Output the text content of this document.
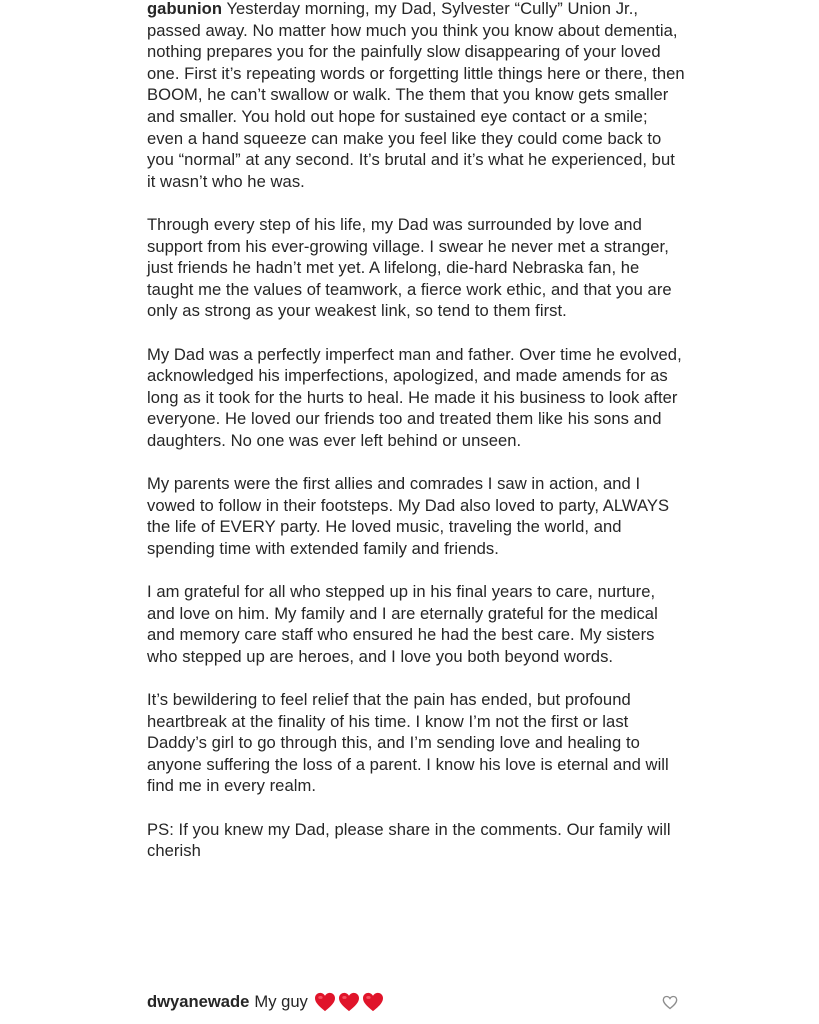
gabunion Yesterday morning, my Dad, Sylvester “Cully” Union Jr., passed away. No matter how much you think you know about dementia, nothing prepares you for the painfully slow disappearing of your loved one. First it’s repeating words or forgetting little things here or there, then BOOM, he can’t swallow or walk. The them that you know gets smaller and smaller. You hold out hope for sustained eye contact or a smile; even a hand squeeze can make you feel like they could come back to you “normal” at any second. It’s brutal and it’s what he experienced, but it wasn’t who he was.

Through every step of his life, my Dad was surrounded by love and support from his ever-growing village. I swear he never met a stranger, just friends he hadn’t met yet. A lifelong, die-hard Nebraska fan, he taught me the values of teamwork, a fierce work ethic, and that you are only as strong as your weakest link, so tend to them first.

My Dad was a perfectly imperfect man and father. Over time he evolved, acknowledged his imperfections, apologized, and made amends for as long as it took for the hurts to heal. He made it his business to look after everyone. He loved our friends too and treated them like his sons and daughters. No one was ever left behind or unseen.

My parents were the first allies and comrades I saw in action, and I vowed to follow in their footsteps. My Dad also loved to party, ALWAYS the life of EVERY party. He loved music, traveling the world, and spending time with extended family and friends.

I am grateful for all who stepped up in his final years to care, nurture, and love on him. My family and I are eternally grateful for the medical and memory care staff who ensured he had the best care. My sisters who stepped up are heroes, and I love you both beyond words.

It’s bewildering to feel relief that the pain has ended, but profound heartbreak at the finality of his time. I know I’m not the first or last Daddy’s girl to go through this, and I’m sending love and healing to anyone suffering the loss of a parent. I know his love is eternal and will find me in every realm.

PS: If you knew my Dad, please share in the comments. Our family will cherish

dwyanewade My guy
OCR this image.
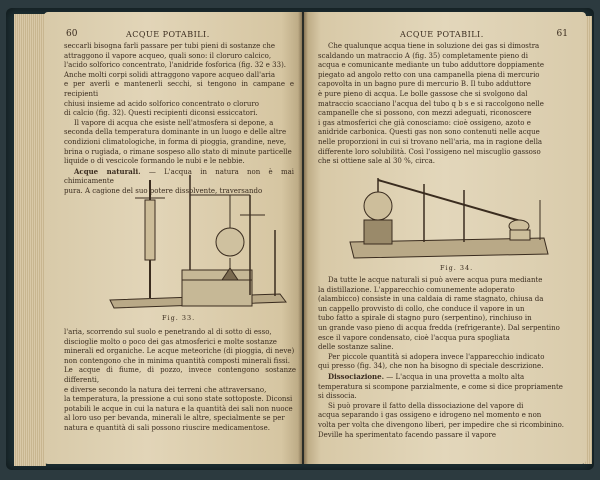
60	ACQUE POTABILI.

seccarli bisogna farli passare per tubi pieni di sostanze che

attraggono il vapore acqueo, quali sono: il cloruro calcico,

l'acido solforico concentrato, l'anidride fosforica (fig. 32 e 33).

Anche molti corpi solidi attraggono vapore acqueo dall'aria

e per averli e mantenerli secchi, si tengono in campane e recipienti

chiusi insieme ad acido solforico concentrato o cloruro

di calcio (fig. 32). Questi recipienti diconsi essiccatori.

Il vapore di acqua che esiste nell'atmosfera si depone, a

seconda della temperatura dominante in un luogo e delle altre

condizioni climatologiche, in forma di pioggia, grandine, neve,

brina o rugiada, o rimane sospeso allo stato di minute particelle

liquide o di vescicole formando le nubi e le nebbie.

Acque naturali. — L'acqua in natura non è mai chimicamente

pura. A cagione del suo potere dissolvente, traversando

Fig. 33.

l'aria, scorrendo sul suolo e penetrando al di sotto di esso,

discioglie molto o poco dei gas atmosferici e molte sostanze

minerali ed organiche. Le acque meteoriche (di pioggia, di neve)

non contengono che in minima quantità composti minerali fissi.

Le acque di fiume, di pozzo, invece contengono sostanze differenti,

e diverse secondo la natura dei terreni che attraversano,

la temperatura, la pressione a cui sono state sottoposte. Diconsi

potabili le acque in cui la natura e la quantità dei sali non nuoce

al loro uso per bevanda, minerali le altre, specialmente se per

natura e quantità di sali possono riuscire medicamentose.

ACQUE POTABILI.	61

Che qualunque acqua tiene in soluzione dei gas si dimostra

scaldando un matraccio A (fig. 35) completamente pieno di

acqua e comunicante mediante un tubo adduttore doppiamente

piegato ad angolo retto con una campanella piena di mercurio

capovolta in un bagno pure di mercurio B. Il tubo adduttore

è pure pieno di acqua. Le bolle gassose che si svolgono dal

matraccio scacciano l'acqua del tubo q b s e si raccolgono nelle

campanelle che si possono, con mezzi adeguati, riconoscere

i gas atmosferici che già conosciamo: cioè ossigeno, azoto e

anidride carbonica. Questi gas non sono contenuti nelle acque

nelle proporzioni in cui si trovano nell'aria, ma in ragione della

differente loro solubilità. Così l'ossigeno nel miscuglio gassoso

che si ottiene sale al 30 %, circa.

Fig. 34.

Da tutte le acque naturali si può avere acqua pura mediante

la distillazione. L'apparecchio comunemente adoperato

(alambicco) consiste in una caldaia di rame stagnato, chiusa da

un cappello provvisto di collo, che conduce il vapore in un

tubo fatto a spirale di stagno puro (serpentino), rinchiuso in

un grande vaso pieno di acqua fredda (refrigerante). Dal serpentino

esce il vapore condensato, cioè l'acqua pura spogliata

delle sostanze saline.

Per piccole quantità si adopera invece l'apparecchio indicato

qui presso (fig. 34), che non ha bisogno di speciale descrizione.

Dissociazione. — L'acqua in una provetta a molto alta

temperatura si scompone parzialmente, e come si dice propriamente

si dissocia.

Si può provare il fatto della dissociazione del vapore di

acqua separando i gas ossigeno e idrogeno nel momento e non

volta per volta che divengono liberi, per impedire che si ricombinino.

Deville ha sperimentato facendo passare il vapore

════

• Task details:
From the entries above, copy out every line where the string "aria" appears.

• Written answer:
Anche molti corpi solidi attraggono vapore acqueo dall'aria
l'aria, scorrendo sul suolo e penetrando al di sotto di esso,
nelle proporzioni in cui si trovano nell'aria, ma in ragione della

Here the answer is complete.